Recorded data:
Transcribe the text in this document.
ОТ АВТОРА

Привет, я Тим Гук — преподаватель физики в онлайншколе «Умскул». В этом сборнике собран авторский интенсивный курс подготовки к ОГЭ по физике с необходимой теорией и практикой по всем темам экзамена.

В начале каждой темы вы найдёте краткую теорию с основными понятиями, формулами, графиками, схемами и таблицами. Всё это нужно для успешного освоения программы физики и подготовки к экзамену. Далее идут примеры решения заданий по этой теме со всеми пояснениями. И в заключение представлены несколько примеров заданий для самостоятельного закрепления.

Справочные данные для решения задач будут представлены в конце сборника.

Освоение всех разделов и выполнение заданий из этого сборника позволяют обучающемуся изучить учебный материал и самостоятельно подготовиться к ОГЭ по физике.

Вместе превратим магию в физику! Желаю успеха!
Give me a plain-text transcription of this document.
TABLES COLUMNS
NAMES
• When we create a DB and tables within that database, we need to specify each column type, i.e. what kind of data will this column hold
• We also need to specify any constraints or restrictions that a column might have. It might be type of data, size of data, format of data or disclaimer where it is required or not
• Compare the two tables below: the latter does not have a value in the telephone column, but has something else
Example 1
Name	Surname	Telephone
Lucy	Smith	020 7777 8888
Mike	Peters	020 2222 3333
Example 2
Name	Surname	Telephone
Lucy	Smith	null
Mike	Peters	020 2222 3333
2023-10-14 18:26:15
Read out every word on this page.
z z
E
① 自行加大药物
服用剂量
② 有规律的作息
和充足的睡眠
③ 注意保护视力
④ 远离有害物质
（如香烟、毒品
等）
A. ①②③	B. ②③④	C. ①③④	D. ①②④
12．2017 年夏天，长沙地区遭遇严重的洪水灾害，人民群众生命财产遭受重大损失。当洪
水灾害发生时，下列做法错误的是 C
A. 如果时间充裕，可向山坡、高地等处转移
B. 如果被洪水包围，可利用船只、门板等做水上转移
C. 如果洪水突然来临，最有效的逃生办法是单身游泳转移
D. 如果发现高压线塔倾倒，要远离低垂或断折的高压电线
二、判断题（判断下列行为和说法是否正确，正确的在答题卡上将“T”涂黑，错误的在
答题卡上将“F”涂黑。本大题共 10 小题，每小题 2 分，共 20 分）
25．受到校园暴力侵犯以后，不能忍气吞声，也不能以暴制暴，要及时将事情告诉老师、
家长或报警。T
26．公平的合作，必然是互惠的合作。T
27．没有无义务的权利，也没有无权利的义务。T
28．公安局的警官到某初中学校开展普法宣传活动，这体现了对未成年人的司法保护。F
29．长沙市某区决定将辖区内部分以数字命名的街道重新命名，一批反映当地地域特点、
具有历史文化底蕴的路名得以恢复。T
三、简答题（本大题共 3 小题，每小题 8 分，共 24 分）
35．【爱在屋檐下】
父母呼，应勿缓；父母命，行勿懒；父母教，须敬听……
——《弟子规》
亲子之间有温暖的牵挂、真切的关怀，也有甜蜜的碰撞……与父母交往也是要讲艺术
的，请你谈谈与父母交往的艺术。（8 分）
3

**Stated task:** Look for the word "this" and return every line where it occurs.

**Exercise result:**
Transcribe the text in this document.
Give me a plain-text transcription of this document.
• When we create a DB and tables within that database, we need to specify each column type, i.e. what kind of data will this column hold
Read out every word on this page.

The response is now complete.